(Stored records)

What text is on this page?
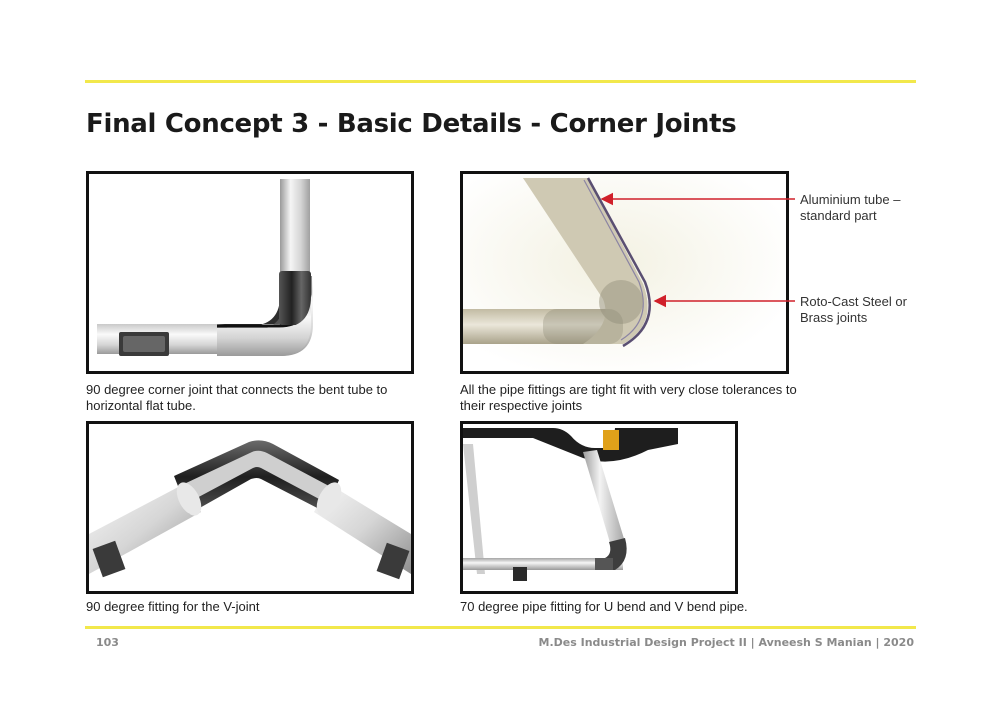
Final Concept 3 - Basic Details - Corner Joints

Aluminium tube – standard part

Roto-Cast Steel or Brass joints

90 degree corner joint that connects the bent tube to horizontal flat tube.

All the pipe fittings are tight fit with very close tolerances to their respective joints

90 degree fitting for the V-joint	70 degree pipe fitting for U bend and V bend pipe.

103	M.Des Industrial Design Project II | Avneesh S Manian | 2020
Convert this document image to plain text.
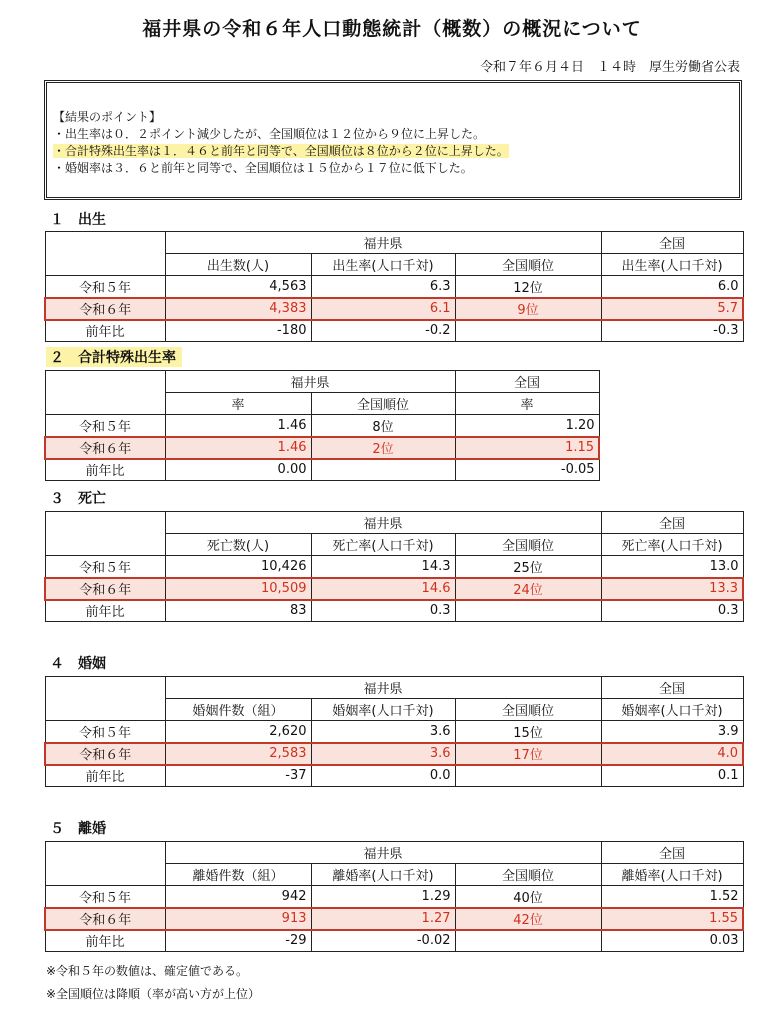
福井県の令和６年人口動態統計（概数）の概況について
令和７年６月４日　１４時　厚生労働省公表
【結果のポイント】
・出生率は０．２ポイント減少したが、全国順位は１２位から９位に上昇した。
・合計特殊出生率は１．４６と前年と同等で、全国順位は８位から２位に上昇した。
・婚姻率は３．６と前年と同等で、全国順位は１５位から１７位に低下した。
１　出生
	福井県			全国
	出生数(人)	出生率(人口千対)	全国順位	出生率(人口千対)
令和５年	4,563	6.3	12位	6.0
令和６年	4,383	6.1	9位	5.7
前年比	-180	-0.2		-0.3
２　合計特殊出生率
	福井県		全国
	率	全国順位	率
令和５年	1.46	8位	1.20
令和６年	1.46	2位	1.15
前年比	0.00		-0.05
３　死亡
	福井県			全国
	死亡数(人)	死亡率(人口千対)	全国順位	死亡率(人口千対)
令和５年	10,426	14.3	25位	13.0
令和６年	10,509	14.6	24位	13.3
前年比	83	0.3		0.3
４　婚姻
	福井県			全国
	婚姻件数（組）	婚姻率(人口千対)	全国順位	婚姻率(人口千対)
令和５年	2,620	3.6	15位	3.9
令和６年	2,583	3.6	17位	4.0
前年比	-37	0.0		0.1
５　離婚
	福井県			全国
	離婚件数（組）	離婚率(人口千対)	全国順位	離婚率(人口千対)
令和５年	942	1.29	40位	1.52
令和６年	913	1.27	42位	1.55
前年比	-29	-0.02		0.03
※令和５年の数値は、確定値である。
※全国順位は降順（率が高い方が上位）
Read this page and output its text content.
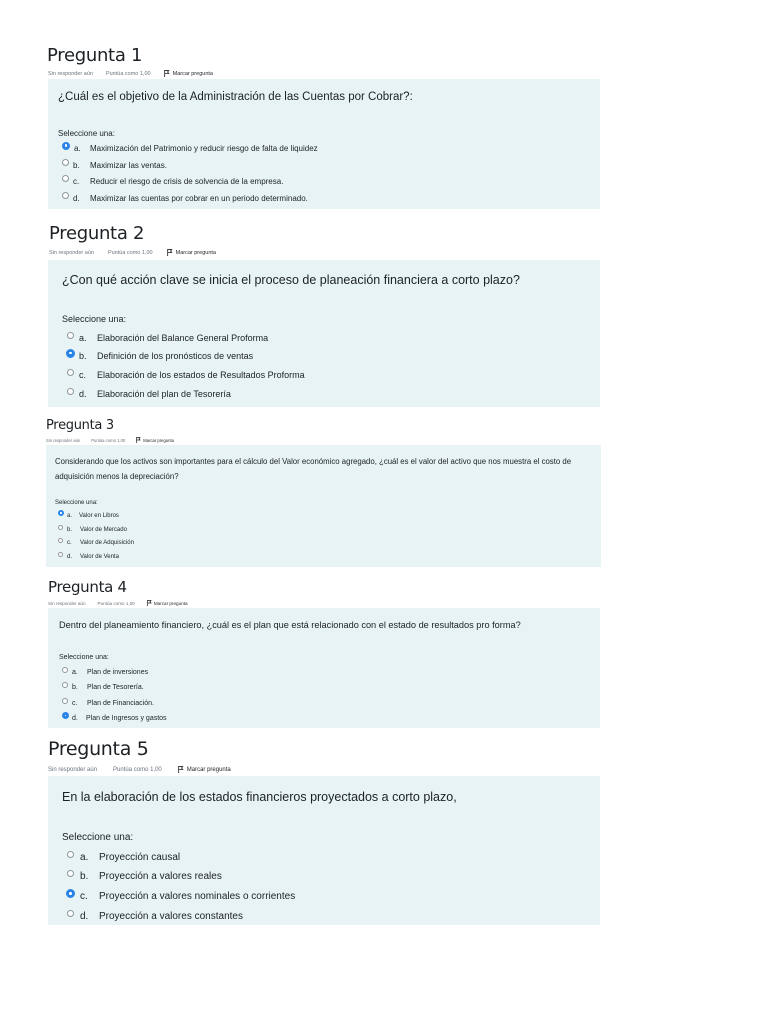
Pregunta 1
Sin responder aún Puntúa como 1,00	Marcar pregunta
¿Cuál es el objetivo de la Administración de las Cuentas por Cobrar?:
Seleccione una:
a.	Maximización del Patrimonio y reducir riesgo de falta de liquidez
b.	Maximizar las ventas.
c.	Reducir el riesgo de crisis de solvencia de la empresa.
d.	Maximizar las cuentas por cobrar en un periodo determinado.
Pregunta 2
Sin responder aún	Puntúa como 1,00	Marcar pregunta
¿Con qué acción clave se inicia el proceso de planeación financiera a corto plazo?
Seleccione una:
a.	Elaboración del Balance General Proforma
b.	Definición de los pronósticos de ventas
c.	Elaboración de los estados de Resultados Proforma
d.	Elaboración del plan de Tesorería
Pregunta 3
Sin responder aún	Puntúa como 1,00	Marcar pregunta
Considerando que los activos son importantes para el cálculo del Valor económico agregado, ¿cuál es el valor del activo que nos muestra el costo de adquisición menos la depreciación?
Seleccione una:
a.	Valor en Libros
b.	Valor de Mercado
c.	Valor de Adquisición
d.	Valor de Venta
Pregunta 4
Sin responder aún	Puntúa como 1,00	Marcar pregunta
Dentro del planeamiento financiero, ¿cuál es el plan que está relacionado con el estado de resultados pro forma?
Seleccione una:
a.	Plan de inversiones
b.	Plan de Tesorería.
c.	Plan de Financiación.
d.	Plan de Ingresos y gastos
Pregunta 5
Sin responder aún	Puntúa como 1,00	Marcar pregunta
En la elaboración de los estados financieros proyectados a corto plazo,
Seleccione una:
a.	Proyección causal
b.	Proyección a valores reales
c.	Proyección a valores nominales o corrientes
d.	Proyección a valores constantes
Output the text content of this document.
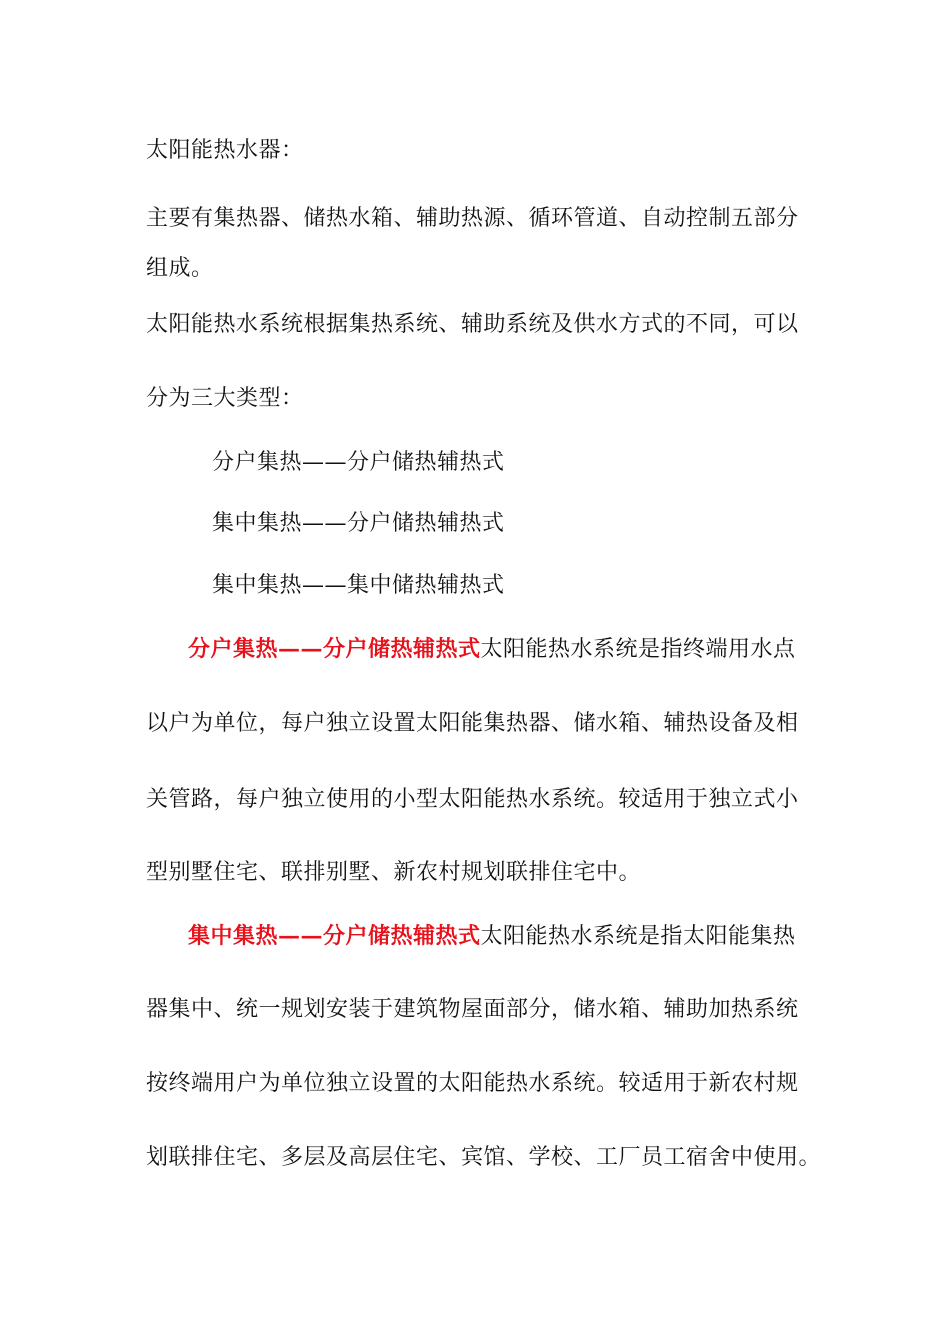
太阳能热水器：
主要有集热器、储热水箱、辅助热源、循环管道、自动控制五部分
组成。
太阳能热水系统根据集热系统、辅助系统及供水方式的不同，可以
分为三大类型：
分户集热——分户储热辅热式
集中集热——分户储热辅热式
集中集热——集中储热辅热式
分户集热——分户储热辅热式太阳能热水系统是指终端用水点
以户为单位，每户独立设置太阳能集热器、储水箱、辅热设备及相
关管路，每户独立使用的小型太阳能热水系统。较适用于独立式小
型别墅住宅、联排别墅、新农村规划联排住宅中。
集中集热——分户储热辅热式太阳能热水系统是指太阳能集热
器集中、统一规划安装于建筑物屋面部分，储水箱、辅助加热系统
按终端用户为单位独立设置的太阳能热水系统。较适用于新农村规
划联排住宅、多层及高层住宅、宾馆、学校、工厂员工宿舍中使用。
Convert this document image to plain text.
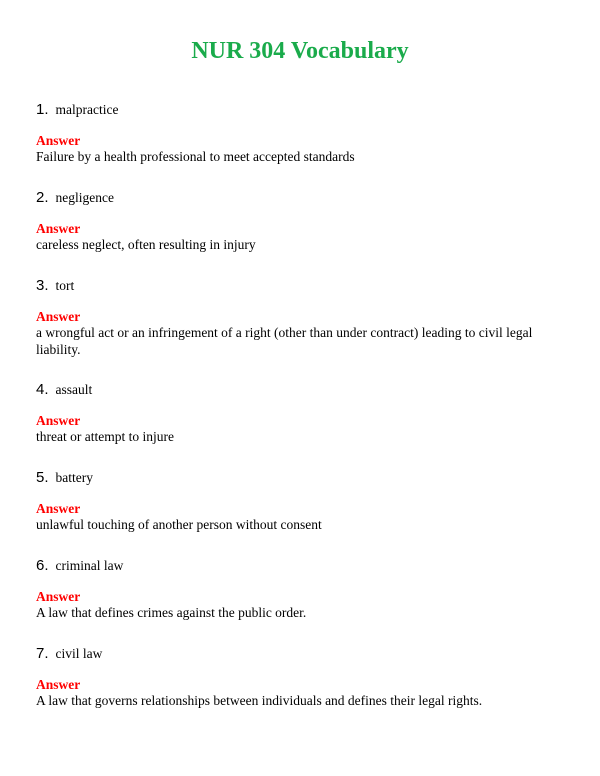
NUR 304 Vocabulary
1. malpractice
Answer
Failure by a health professional to meet accepted standards
2. negligence
Answer
careless neglect, often resulting in injury
3. tort
Answer
a wrongful act or an infringement of a right (other than under contract) leading to civil legal liability.
4. assault
Answer
threat or attempt to injure
5. battery
Answer
unlawful touching of another person without consent
6. criminal law
Answer
A law that defines crimes against the public order.
7. civil law
Answer
A law that governs relationships between individuals and defines their legal rights.
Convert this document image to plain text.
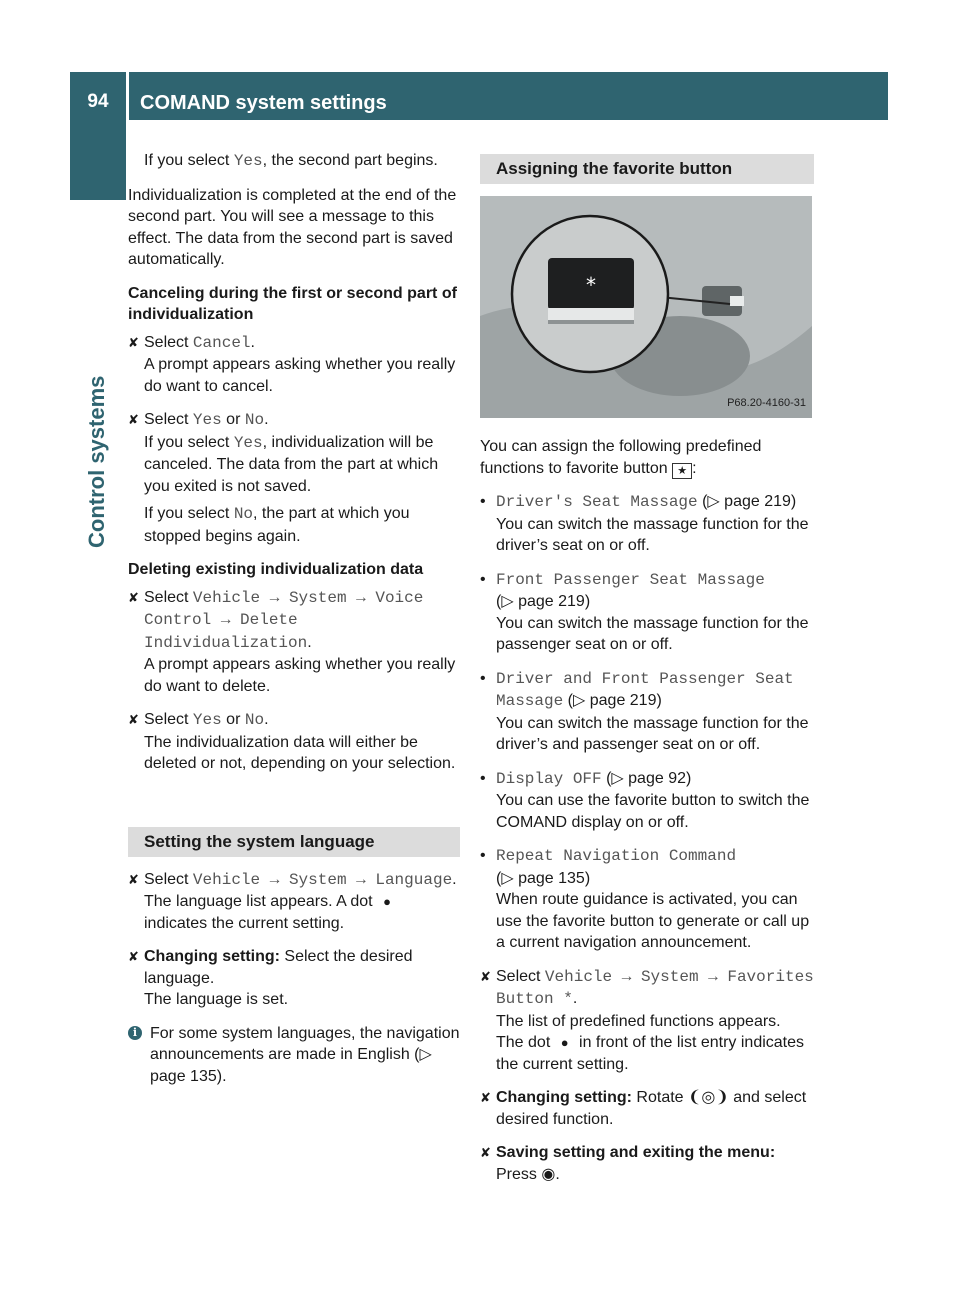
94	COMAND system settings
Control systems

If you select Yes, the second part begins.

Individualization is completed at the end of the second part. You will see a message to this effect. The data from the second part is saved automatically.

Canceling during the first or second part of individualization

✘ Select Cancel.
A prompt appears asking whether you really do want to cancel.
✘ Select Yes or No.
If you select Yes, individualization will be canceled. The data from the part at which you exited is not saved.

If you select No, the part at which you stopped begins again.

Deleting existing individualization data

✘ Select Vehicle → System → Voice Control → Delete Individualization.
A prompt appears asking whether you really do want to delete.
✘ Select Yes or No.
The individualization data will either be deleted or not, depending on your selection.
Setting the system language
✘ Select Vehicle → System → Language.
The language list appears. A dot ● indicates the current setting.
✘ Changing setting: Select the desired language.
The language is set.

i For some system languages, the navigation announcements are made in English (▷ page 135).

Assigning the favorite button
*
P68.20-4160-31

You can assign the following predefined functions to favorite button ★ :

• Driver's Seat Massage (▷ page 219)
You can switch the massage function for the driver’s seat on or off.

• Front Passenger Seat Massage
(▷ page 219)
You can switch the massage function for the passenger seat on or off.

• Driver and Front Passenger Seat Massage (▷ page 219)
You can switch the massage function for the driver’s and passenger seat on or off.

• Display OFF (▷ page 92)
You can use the favorite button to switch the COMAND display on or off.

• Repeat Navigation Command
(▷ page 135)
When route guidance is activated, you can use the favorite button to generate or call up a current navigation announcement.

✘ Select Vehicle → System → Favorites Button *.
The list of predefined functions appears.
The dot ● in front of the list entry indicates the current setting.
✘ Changing setting: Rotate ❨◎❩ and select desired function.
✘ Saving setting and exiting the menu:
Press ◉.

_GIVEN TASK_
Out of the material above, gather each line where "Vehicle" appears.

_TASK RESPONSE_
✘ Select Vehicle → System → Voice Control → Delete Individualization.
✘ Select Vehicle → System → Language.
✘ Select Vehicle → System → Favorites Button *.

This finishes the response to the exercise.